Problem to solve
Please set down, character for character, the lines that open with the one containing "allergen-disclaimer: Not manufactured" and close with the one containing "nutrient-amount: 10 mg — [325, 233, 446, 270]", both included.

Given information
------------------------------------------------------------------------

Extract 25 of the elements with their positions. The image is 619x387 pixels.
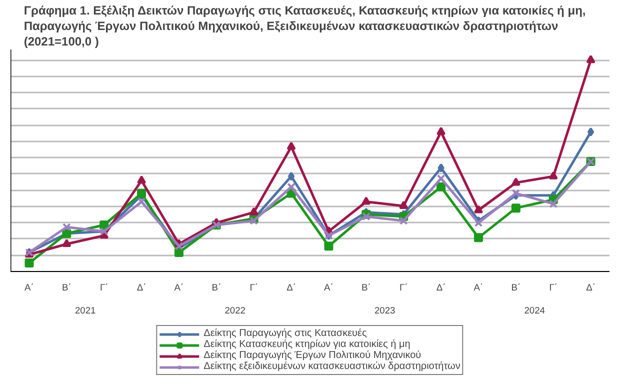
text: 2022 (224, 306, 246, 316)
legend-label: Δείκτης Παραγωγής στις Κατασκευές (204, 328, 367, 339)
x-tick-label: Γ΄ (100, 282, 108, 292)
x-tick-label: Α΄ (174, 282, 184, 292)
x-tick-label: Α΄ (324, 282, 334, 292)
x-tick-label: Α΄ (474, 282, 484, 292)
x-tick-label: Δ΄ (136, 282, 146, 292)
x-tick-label: Γ΄ (399, 282, 408, 292)
legend-label: Δείκτης Παραγωγής Έργων Πολιτικού Μηχανικού (204, 350, 422, 361)
text: 2021 (75, 306, 96, 316)
text: 2024 (524, 306, 546, 316)
x-tick-label: Β΄ (62, 282, 72, 292)
x-tick-label: Δ΄ (586, 282, 596, 292)
x-tick-label: Β΄ (511, 282, 521, 292)
x-tick-label: Β΄ (212, 282, 222, 292)
text: 2023 (374, 306, 396, 316)
legend-label: Δείκτης εξειδικευμένων κατασκευαστικών δραστηριοτήτων (204, 361, 460, 372)
x-tick-label: Γ΄ (549, 282, 558, 292)
x-tick-label: Α΄ (24, 282, 34, 292)
x-tick-label: Γ΄ (250, 282, 258, 292)
x-tick-label: Β΄ (361, 282, 371, 292)
x-tick-label: Δ΄ (286, 282, 296, 292)
chart-title: Γράφημα 1. Εξέλιξη Δεικτών Παραγωγής στις Κατασκευές, Κατασκευής κτηρίων για κατοικίες ή μη, Παραγωγής Έργων Πολιτικού Μηχανικού, Εξειδικευμένων κατασκευαστικών δραστηριοτήτων (2021=100,0 ) (24, 4, 586, 48)
legend-label: Δείκτης Κατασκευής κτηρίων για κατοικίες ή μη (204, 339, 410, 350)
x-tick-label: Δ΄ (436, 282, 446, 292)
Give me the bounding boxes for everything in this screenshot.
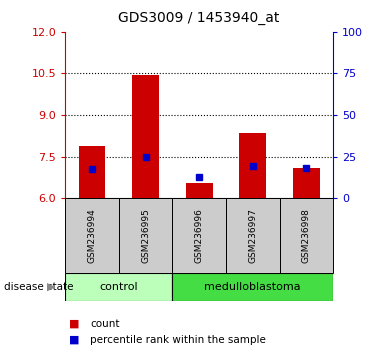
Bar: [65, 198, 119, 273]
Bar: [65, 273, 172, 301]
Text: disease state: disease state: [4, 282, 73, 292]
Bar: [226, 198, 280, 273]
Text: medulloblastoma: medulloblastoma: [205, 282, 301, 292]
Bar: [132, 75, 159, 198]
Bar: [172, 273, 333, 301]
Bar: [239, 133, 266, 198]
Bar: [79, 145, 105, 198]
Text: percentile rank within the sample: percentile rank within the sample: [90, 335, 266, 345]
Text: ▶: ▶: [47, 282, 56, 292]
Text: ■: ■: [69, 319, 79, 329]
Text: GSM236995: GSM236995: [141, 208, 150, 263]
Text: count: count: [90, 319, 119, 329]
Text: GSM236996: GSM236996: [195, 208, 204, 263]
Text: GSM236998: GSM236998: [302, 208, 311, 263]
Text: control: control: [100, 282, 138, 292]
Text: ■: ■: [69, 335, 79, 345]
Bar: [280, 198, 333, 273]
Bar: [186, 183, 213, 198]
Text: GSM236994: GSM236994: [87, 208, 97, 263]
Text: GDS3009 / 1453940_at: GDS3009 / 1453940_at: [118, 11, 280, 25]
Bar: [293, 168, 320, 198]
Text: GSM236997: GSM236997: [248, 208, 257, 263]
Bar: [172, 198, 226, 273]
Bar: [119, 198, 172, 273]
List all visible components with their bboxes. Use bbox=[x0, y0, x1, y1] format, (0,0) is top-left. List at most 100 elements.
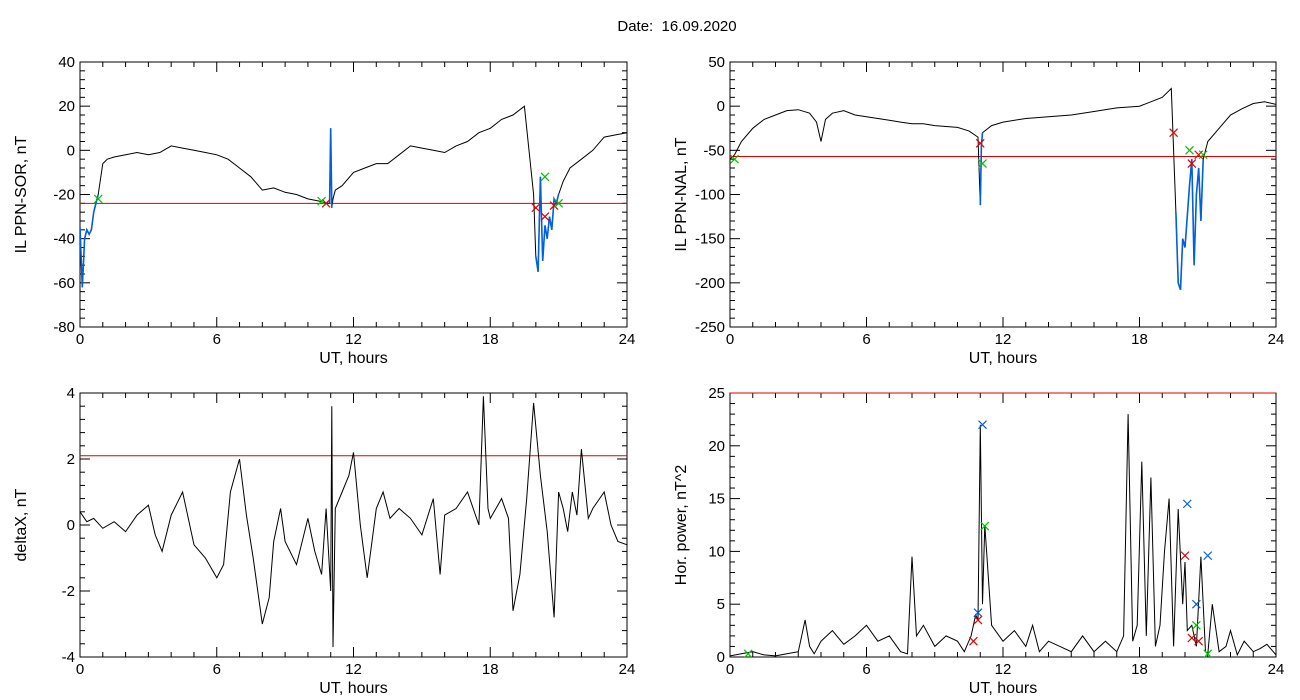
y-axis-title: IL PPN-NAL, nT bbox=[673, 137, 690, 251]
y-tick-label: 0 bbox=[67, 142, 75, 159]
marker-red bbox=[975, 138, 985, 148]
x-tick-label: 0 bbox=[76, 331, 84, 348]
y-tick-label: 0 bbox=[67, 517, 75, 534]
x-tick-label: 18 bbox=[1131, 661, 1148, 678]
x-axis-title: UT, hours bbox=[319, 350, 387, 367]
x-axis-title: UT, hours bbox=[319, 680, 387, 697]
y-tick-label: -250 bbox=[695, 319, 725, 336]
data-layer bbox=[80, 396, 627, 648]
x-tick-label: 12 bbox=[345, 661, 362, 678]
marker-blue bbox=[973, 608, 983, 618]
highlight-segment bbox=[80, 194, 99, 288]
marker-green bbox=[1185, 145, 1194, 155]
x-tick-label: 18 bbox=[482, 331, 499, 348]
marker-green bbox=[743, 649, 753, 658]
x-tick-label: 0 bbox=[726, 661, 734, 678]
y-tick-label: 4 bbox=[67, 385, 75, 402]
marker-red bbox=[1180, 551, 1190, 561]
marker-red bbox=[549, 201, 559, 210]
marker-red bbox=[1187, 633, 1197, 643]
x-tick-label: 12 bbox=[995, 661, 1012, 678]
y-tick-label: 20 bbox=[58, 98, 75, 115]
x-axis-title: UT, hours bbox=[969, 350, 1037, 367]
y-axis-title: IL PPN-SOR, nT bbox=[13, 135, 30, 253]
marker-green bbox=[980, 521, 990, 531]
y-tick-label: -200 bbox=[695, 275, 725, 292]
x-tick-label: 12 bbox=[345, 331, 362, 348]
x-tick-label: 12 bbox=[995, 331, 1012, 348]
y-axis-title: Hor. power, nT^2 bbox=[673, 465, 690, 586]
x-tick-label: 6 bbox=[213, 331, 221, 348]
x-tick-label: 18 bbox=[482, 661, 499, 678]
marker-red bbox=[1194, 636, 1204, 646]
marker-red bbox=[973, 615, 983, 625]
marker-green bbox=[540, 172, 550, 182]
y-tick-label: 0 bbox=[717, 98, 725, 115]
marker-green bbox=[554, 198, 564, 208]
data-layer bbox=[80, 105, 627, 288]
y-tick-label: -150 bbox=[695, 231, 725, 248]
x-tick-label: 24 bbox=[1268, 331, 1285, 348]
panel-hor-power: 0 6 12 18 24 0 5 10 15 20 25 UT, hours Hor. power, n… bbox=[673, 385, 1284, 697]
highlight-segment bbox=[328, 128, 333, 208]
series-line bbox=[730, 414, 1276, 657]
marker-red bbox=[1194, 150, 1204, 160]
y-tick-label: 2 bbox=[67, 451, 75, 468]
marker-red bbox=[321, 198, 331, 208]
marker-red bbox=[1187, 159, 1197, 169]
x-tick-label: 6 bbox=[862, 331, 870, 348]
y-tick-label: 0 bbox=[717, 649, 725, 666]
y-tick-label: -80 bbox=[53, 319, 75, 336]
y-tick-label: -50 bbox=[703, 142, 725, 159]
marker-green bbox=[1198, 150, 1208, 160]
plot-frame bbox=[79, 392, 628, 658]
x-tick-label: 24 bbox=[619, 661, 636, 678]
marker-blue bbox=[1203, 551, 1213, 561]
marker-red bbox=[540, 212, 550, 222]
series-line bbox=[80, 105, 627, 288]
marker-red bbox=[969, 636, 978, 646]
y-tick-label: 40 bbox=[58, 54, 75, 71]
marker-blue bbox=[1182, 499, 1192, 509]
x-tick-label: 18 bbox=[1131, 331, 1148, 348]
series-line bbox=[80, 396, 627, 648]
y-axis-title: deltaX, nT bbox=[13, 488, 30, 561]
y-tick-label: -60 bbox=[53, 275, 75, 292]
highlight-segment bbox=[1175, 159, 1204, 291]
plot-frame bbox=[729, 61, 1277, 328]
panel-ppn-sor: 0 6 12 18 24 -80 -60 -40 -20 0 20 40 UT, hours IL PPN… bbox=[13, 54, 635, 367]
panel-ppn-nal: 0 6 12 18 24 -250 -200 -150 -100 -50 0 50 UT, hours I… bbox=[673, 54, 1284, 367]
x-tick-label: 6 bbox=[862, 661, 870, 678]
x-tick-label: 0 bbox=[726, 331, 734, 348]
y-tick-label: -100 bbox=[695, 187, 725, 204]
marker-blue bbox=[1191, 599, 1201, 609]
y-tick-label: -40 bbox=[53, 231, 75, 248]
y-tick-label: 10 bbox=[708, 543, 725, 560]
figure-title: Date: 16.09.2020 bbox=[617, 18, 737, 35]
data-layer bbox=[730, 87, 1276, 291]
marker-green bbox=[1203, 649, 1213, 658]
y-tick-label: 15 bbox=[708, 491, 725, 508]
x-tick-label: 24 bbox=[619, 331, 636, 348]
y-tick-label: 25 bbox=[708, 385, 725, 402]
x-axis-title: UT, hours bbox=[969, 680, 1037, 697]
y-tick-label: 5 bbox=[717, 596, 725, 613]
marker-green bbox=[730, 154, 739, 164]
marker-green bbox=[1191, 620, 1201, 630]
marker-green bbox=[978, 159, 987, 169]
highlight-segment bbox=[979, 132, 984, 206]
y-tick-label: -20 bbox=[53, 187, 75, 204]
marker-green bbox=[317, 196, 327, 206]
y-tick-label: -2 bbox=[62, 583, 75, 600]
marker-red bbox=[531, 203, 541, 213]
data-layer bbox=[730, 392, 1276, 658]
x-tick-label: 0 bbox=[76, 661, 84, 678]
plot-frame bbox=[79, 61, 628, 328]
y-tick-label: -4 bbox=[62, 649, 75, 666]
marker-green bbox=[93, 194, 103, 204]
marker-blue bbox=[978, 420, 987, 430]
x-tick-label: 6 bbox=[213, 661, 221, 678]
y-tick-label: 50 bbox=[708, 54, 725, 71]
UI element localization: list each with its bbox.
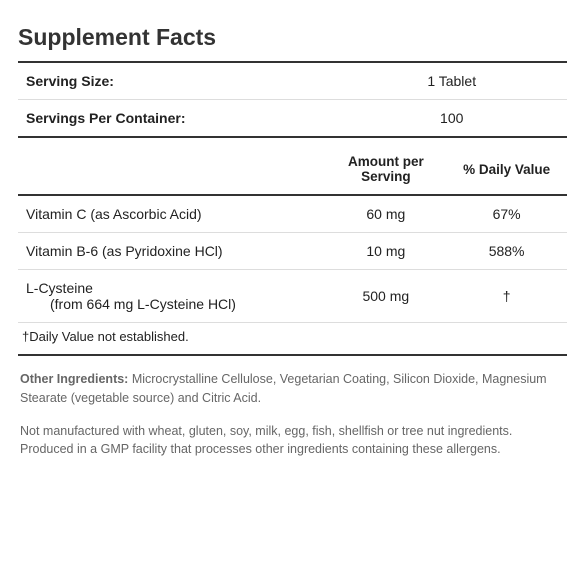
allergen-disclaimer: Not manufactured with wheat, gluten, soy… — [18, 408, 567, 460]
nutrient-dv: 588% — [446, 233, 567, 270]
table-row: Servings Per Container: 100 — [18, 100, 567, 138]
other-ingredients-label: Other Ingredients: — [20, 372, 128, 386]
servings-per-container-label: Servings Per Container: — [18, 100, 336, 138]
nutrient-name: Vitamin C (as Ascorbic Acid) — [18, 195, 325, 233]
table-row: Serving Size: 1 Tablet — [18, 63, 567, 100]
nutrient-amount: 10 mg — [325, 233, 446, 270]
serving-size-value: 1 Tablet — [336, 63, 567, 100]
nutrient-source: (from 664 mg L-Cysteine HCl) — [26, 296, 317, 312]
table-row: Vitamin C (as Ascorbic Acid) 60 mg 67% — [18, 195, 567, 233]
nutrients-table: Amount per Serving % Daily Value Vitamin… — [18, 144, 567, 323]
panel-title: Supplement Facts — [18, 24, 567, 63]
nutrient-dv: 67% — [446, 195, 567, 233]
serving-size-label: Serving Size: — [18, 63, 336, 100]
serving-info-table: Serving Size: 1 Tablet Servings Per Cont… — [18, 63, 567, 138]
column-spacer — [18, 144, 325, 195]
nutrient-dv: † — [446, 270, 567, 323]
other-ingredients: Other Ingredients: Microcrystalline Cell… — [18, 356, 567, 408]
servings-per-container-value: 100 — [336, 100, 567, 138]
table-row: L-Cysteine (from 664 mg L-Cysteine HCl) … — [18, 270, 567, 323]
dv-footnote: †Daily Value not established. — [18, 323, 567, 356]
nutrient-name: Vitamin B-6 (as Pyridoxine HCl) — [18, 233, 325, 270]
nutrient-name: L-Cysteine (from 664 mg L-Cysteine HCl) — [18, 270, 325, 323]
column-amount: Amount per Serving — [325, 144, 446, 195]
nutrient-amount: 60 mg — [325, 195, 446, 233]
nutrient-amount: 500 mg — [325, 270, 446, 323]
table-header-row: Amount per Serving % Daily Value — [18, 144, 567, 195]
table-row: Vitamin B-6 (as Pyridoxine HCl) 10 mg 58… — [18, 233, 567, 270]
column-dv: % Daily Value — [446, 144, 567, 195]
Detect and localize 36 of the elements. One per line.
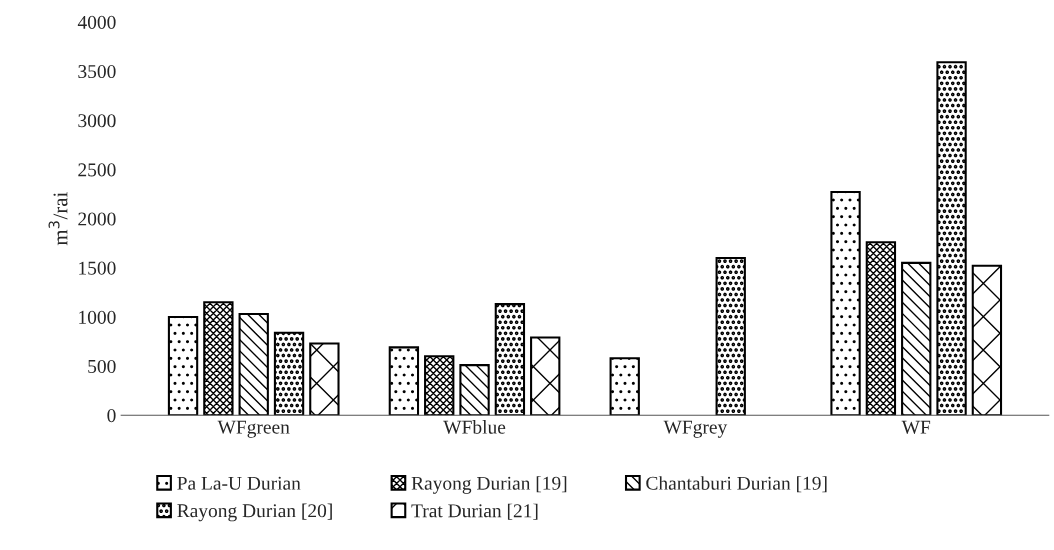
y-tick-label: 1000 <box>79 310 116 324</box>
legend-label: Rayong Durian [20] <box>177 503 332 522</box>
bar <box>459 364 490 416</box>
bar <box>167 315 199 416</box>
x-tick-label: WFgrey <box>663 420 728 438</box>
bar <box>203 301 234 416</box>
bar <box>936 61 967 416</box>
y-tick-label: 3500 <box>78 64 116 79</box>
bar <box>715 256 746 416</box>
bar <box>424 355 455 416</box>
y-tick-label: 3000 <box>78 114 116 128</box>
legend-label: Rayong Durian [19] <box>411 476 567 494</box>
y-tick-label: 0 <box>107 409 116 423</box>
y-tick-label: 4000 <box>77 15 116 29</box>
legend-label: Trat Durian [21] <box>411 503 538 520</box>
legend-label: Chantaburi Durian [19] <box>646 476 827 493</box>
bar <box>865 241 897 416</box>
bar <box>494 303 526 416</box>
bar <box>309 342 340 416</box>
legend-label: Pa La-U Durian <box>177 476 301 490</box>
bar <box>238 312 269 416</box>
bar <box>273 331 305 416</box>
bar <box>830 191 861 416</box>
bar <box>530 336 561 416</box>
x-tick-label: WF <box>901 420 931 434</box>
y-axis-title: m$^{3}$/rai <box>48 192 68 246</box>
x-tick-label: WFblue <box>443 420 506 434</box>
bar <box>609 357 640 416</box>
y-tick-label: 1500 <box>79 261 116 275</box>
bar <box>388 346 420 416</box>
y-tick-label: 500 <box>88 359 116 374</box>
x-tick-label: WFgreen <box>217 420 290 438</box>
bar <box>971 264 1003 416</box>
bar <box>901 261 932 416</box>
y-tick-label: 2000 <box>78 212 116 226</box>
y-tick-label: 2500 <box>78 163 116 177</box>
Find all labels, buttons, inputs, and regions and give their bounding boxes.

------------------------------------------------------------------------

Exercise response
allergen-disclaimer: Not manufactured with wheat, gluten, soy… — [18, 408, 567, 460]
nutrient-dv: 588% — [446, 233, 567, 270]
table-row: Servings Per Container: 100 — [18, 100, 567, 138]
other-ingredients-label: Other Ingredients: — [20, 372, 128, 386]
servings-per-container-label: Servings Per Container: — [18, 100, 336, 138]
nutrient-name: Vitamin C (as Ascorbic Acid) — [18, 195, 325, 233]
table-row: Serving Size: 1 Tablet — [18, 63, 567, 100]
nutrient-amount: 10 mg — [325, 233, 446, 270]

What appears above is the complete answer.